WHAT THE EXERCISE ASKS: Check every line below for the word "درآمد" and copy each one that has it.

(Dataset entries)
★ ★ ★ ★ ★

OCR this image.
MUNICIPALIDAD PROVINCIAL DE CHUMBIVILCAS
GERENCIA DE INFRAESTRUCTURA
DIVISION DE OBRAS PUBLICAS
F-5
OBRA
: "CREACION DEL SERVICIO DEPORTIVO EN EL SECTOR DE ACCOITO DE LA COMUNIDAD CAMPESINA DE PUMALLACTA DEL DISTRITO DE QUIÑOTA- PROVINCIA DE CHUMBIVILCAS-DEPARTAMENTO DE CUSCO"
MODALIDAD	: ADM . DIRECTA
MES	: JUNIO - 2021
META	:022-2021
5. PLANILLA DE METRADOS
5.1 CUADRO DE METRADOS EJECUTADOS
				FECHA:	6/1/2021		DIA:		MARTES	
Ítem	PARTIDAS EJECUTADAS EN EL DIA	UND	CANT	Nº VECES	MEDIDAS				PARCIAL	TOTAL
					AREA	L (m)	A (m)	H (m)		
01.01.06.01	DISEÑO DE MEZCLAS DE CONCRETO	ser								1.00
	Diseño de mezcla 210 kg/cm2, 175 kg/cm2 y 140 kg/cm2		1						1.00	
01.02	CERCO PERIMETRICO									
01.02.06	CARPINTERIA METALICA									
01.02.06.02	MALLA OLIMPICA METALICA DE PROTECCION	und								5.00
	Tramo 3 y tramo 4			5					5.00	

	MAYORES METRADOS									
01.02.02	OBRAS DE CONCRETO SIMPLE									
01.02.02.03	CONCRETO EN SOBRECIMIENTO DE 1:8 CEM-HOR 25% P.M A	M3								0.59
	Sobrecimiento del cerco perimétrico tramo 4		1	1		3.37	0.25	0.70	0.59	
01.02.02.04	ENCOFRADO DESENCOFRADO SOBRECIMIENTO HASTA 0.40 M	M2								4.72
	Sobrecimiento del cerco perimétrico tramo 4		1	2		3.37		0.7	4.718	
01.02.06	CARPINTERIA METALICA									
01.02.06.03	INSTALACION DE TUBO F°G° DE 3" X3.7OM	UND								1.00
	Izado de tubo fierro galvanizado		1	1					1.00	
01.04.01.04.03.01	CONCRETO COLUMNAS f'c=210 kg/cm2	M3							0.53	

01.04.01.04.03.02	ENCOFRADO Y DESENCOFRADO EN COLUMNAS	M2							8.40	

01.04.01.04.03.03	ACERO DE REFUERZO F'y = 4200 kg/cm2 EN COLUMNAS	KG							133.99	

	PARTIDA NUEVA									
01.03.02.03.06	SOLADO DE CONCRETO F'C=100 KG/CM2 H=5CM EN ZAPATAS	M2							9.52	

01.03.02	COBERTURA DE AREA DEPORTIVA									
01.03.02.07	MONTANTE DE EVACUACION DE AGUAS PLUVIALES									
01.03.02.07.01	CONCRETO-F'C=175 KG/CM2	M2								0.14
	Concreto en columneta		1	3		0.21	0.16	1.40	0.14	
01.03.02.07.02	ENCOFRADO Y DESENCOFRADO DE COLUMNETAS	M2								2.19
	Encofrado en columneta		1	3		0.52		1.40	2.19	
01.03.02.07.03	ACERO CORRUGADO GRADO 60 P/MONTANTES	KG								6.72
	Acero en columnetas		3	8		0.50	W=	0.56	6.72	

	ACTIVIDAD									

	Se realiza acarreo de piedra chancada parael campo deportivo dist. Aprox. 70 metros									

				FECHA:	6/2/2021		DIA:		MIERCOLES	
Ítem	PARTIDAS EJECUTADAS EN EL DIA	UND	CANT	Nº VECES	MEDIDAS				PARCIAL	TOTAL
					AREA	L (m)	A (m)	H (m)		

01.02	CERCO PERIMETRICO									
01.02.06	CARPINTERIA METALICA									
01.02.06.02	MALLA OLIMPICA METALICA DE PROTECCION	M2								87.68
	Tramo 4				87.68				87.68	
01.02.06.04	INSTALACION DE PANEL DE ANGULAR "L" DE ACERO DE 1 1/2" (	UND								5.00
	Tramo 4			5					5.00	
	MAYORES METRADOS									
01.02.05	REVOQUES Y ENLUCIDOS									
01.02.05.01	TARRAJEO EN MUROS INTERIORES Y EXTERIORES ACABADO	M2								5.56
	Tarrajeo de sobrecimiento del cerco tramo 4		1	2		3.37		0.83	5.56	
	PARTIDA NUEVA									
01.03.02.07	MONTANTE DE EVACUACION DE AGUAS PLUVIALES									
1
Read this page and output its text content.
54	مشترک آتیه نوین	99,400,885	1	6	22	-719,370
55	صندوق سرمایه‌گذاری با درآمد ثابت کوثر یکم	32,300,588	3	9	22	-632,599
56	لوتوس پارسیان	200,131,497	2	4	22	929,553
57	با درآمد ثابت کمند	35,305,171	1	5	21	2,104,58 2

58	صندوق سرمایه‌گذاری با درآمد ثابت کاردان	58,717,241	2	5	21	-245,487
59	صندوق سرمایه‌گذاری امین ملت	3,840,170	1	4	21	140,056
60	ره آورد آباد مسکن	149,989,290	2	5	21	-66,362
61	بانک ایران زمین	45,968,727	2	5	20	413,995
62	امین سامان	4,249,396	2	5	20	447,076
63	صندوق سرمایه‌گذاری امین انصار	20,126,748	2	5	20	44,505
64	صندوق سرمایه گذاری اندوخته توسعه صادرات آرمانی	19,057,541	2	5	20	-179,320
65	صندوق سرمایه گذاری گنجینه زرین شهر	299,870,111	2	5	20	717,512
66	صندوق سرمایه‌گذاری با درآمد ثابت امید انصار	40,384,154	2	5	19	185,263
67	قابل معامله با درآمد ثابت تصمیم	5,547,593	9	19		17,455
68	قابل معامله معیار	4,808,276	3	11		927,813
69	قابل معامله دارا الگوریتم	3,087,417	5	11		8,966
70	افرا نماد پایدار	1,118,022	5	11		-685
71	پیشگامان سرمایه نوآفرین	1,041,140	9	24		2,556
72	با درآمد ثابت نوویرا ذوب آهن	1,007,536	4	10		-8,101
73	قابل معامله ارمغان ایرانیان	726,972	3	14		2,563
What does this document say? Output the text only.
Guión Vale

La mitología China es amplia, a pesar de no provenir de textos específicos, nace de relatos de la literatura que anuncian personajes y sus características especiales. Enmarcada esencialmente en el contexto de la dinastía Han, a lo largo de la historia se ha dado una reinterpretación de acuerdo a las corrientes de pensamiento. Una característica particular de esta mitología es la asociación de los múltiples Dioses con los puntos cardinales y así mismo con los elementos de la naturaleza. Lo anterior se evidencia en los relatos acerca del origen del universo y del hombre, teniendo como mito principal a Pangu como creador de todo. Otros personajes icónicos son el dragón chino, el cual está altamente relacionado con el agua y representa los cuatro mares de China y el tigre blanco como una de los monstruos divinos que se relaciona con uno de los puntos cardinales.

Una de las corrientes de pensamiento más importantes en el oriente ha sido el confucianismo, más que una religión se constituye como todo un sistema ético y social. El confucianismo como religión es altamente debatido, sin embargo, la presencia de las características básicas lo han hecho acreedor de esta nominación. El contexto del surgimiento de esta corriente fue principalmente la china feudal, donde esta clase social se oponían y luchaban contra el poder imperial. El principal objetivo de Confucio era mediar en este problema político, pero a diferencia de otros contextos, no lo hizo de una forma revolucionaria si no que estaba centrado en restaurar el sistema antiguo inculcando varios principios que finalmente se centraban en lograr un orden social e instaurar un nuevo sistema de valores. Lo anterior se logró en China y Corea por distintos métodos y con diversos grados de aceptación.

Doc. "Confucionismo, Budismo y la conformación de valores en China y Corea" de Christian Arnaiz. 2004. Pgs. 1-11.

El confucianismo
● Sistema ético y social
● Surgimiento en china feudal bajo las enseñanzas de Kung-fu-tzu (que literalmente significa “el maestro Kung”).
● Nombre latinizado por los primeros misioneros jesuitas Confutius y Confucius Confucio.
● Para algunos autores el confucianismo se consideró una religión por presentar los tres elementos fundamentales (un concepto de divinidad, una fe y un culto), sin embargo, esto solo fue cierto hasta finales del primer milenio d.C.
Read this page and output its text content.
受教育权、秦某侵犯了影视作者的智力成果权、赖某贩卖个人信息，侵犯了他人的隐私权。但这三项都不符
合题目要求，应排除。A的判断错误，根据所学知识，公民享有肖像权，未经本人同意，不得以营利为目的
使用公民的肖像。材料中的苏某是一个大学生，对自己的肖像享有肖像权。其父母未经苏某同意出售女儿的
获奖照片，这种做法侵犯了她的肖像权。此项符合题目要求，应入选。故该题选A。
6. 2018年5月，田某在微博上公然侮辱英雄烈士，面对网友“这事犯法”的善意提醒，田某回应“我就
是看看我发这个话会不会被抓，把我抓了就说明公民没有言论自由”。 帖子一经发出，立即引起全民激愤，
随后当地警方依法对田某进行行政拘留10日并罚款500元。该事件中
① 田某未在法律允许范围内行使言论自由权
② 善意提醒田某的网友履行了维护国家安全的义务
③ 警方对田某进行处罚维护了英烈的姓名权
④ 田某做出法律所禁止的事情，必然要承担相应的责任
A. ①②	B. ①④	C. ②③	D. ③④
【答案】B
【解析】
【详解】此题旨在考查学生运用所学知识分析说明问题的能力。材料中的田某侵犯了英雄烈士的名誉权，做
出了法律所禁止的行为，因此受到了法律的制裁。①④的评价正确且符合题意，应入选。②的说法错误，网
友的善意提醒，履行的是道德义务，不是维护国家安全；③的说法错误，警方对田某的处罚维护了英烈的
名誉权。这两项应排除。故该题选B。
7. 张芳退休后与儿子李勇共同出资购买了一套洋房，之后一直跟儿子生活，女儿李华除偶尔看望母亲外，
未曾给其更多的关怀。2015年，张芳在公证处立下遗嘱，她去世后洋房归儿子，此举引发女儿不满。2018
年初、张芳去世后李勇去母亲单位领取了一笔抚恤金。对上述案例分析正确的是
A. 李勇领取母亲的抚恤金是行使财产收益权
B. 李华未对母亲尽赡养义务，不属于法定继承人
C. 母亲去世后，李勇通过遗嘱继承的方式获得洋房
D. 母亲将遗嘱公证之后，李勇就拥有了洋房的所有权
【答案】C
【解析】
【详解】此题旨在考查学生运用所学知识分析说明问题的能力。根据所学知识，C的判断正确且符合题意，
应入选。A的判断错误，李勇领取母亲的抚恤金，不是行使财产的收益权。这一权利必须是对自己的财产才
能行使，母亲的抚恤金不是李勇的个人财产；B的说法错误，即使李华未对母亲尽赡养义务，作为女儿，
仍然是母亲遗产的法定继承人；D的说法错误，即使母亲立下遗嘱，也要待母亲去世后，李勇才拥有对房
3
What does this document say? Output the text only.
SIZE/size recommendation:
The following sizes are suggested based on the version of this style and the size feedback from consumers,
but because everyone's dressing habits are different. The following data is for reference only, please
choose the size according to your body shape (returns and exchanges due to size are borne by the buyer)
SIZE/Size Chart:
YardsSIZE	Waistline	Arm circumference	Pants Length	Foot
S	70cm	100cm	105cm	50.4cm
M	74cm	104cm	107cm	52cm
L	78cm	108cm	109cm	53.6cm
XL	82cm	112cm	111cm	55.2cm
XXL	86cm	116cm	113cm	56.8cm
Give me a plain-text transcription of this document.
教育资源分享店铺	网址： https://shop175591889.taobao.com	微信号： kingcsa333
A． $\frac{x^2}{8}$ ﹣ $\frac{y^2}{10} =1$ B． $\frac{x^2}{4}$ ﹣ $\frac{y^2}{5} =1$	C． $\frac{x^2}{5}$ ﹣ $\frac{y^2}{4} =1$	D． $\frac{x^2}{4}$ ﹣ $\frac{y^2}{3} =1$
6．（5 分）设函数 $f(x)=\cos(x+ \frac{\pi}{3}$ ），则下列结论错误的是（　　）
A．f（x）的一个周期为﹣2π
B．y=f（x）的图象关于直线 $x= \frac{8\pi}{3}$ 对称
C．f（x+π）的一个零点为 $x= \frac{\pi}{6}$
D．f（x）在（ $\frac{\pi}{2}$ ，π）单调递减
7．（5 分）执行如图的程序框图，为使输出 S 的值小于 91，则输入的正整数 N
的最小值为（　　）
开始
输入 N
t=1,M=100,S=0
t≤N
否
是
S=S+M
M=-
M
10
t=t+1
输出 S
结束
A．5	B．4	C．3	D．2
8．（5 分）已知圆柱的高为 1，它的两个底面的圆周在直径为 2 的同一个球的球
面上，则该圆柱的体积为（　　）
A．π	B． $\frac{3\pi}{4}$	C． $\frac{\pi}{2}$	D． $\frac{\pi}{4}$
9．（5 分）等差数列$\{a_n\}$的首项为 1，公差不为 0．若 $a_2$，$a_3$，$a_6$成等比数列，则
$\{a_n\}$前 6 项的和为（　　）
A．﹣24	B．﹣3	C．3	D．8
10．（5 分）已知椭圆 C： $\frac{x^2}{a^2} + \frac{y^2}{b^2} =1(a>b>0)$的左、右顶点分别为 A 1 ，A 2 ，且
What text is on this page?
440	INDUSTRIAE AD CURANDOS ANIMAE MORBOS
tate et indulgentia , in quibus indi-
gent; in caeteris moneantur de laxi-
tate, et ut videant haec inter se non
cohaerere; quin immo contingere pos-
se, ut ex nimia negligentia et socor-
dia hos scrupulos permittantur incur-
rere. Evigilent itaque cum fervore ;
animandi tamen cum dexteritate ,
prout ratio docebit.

★ ★ ★ ★ ★

RESULT BELOW:
55	صندوق سرمایه‌گذاری با درآمد ثابت کوثر یکم	32,300,588	3	9	22	-632,599
57	با درآمد ثابت کمند	35,305,171	1	5	21	2,104,58 2
58	صندوق سرمایه‌گذاری با درآمد ثابت کاردان	58,717,241	2	5	21	-245,487
66	صندوق سرمایه‌گذاری با درآمد ثابت امید انصار	40,384,154	2	5	19	185,263
67	قابل معامله با درآمد ثابت تصمیم	5,547,593	9	19		17,455
72	با درآمد ثابت نوویرا ذوب آهن	1,007,536	4	10		-8,101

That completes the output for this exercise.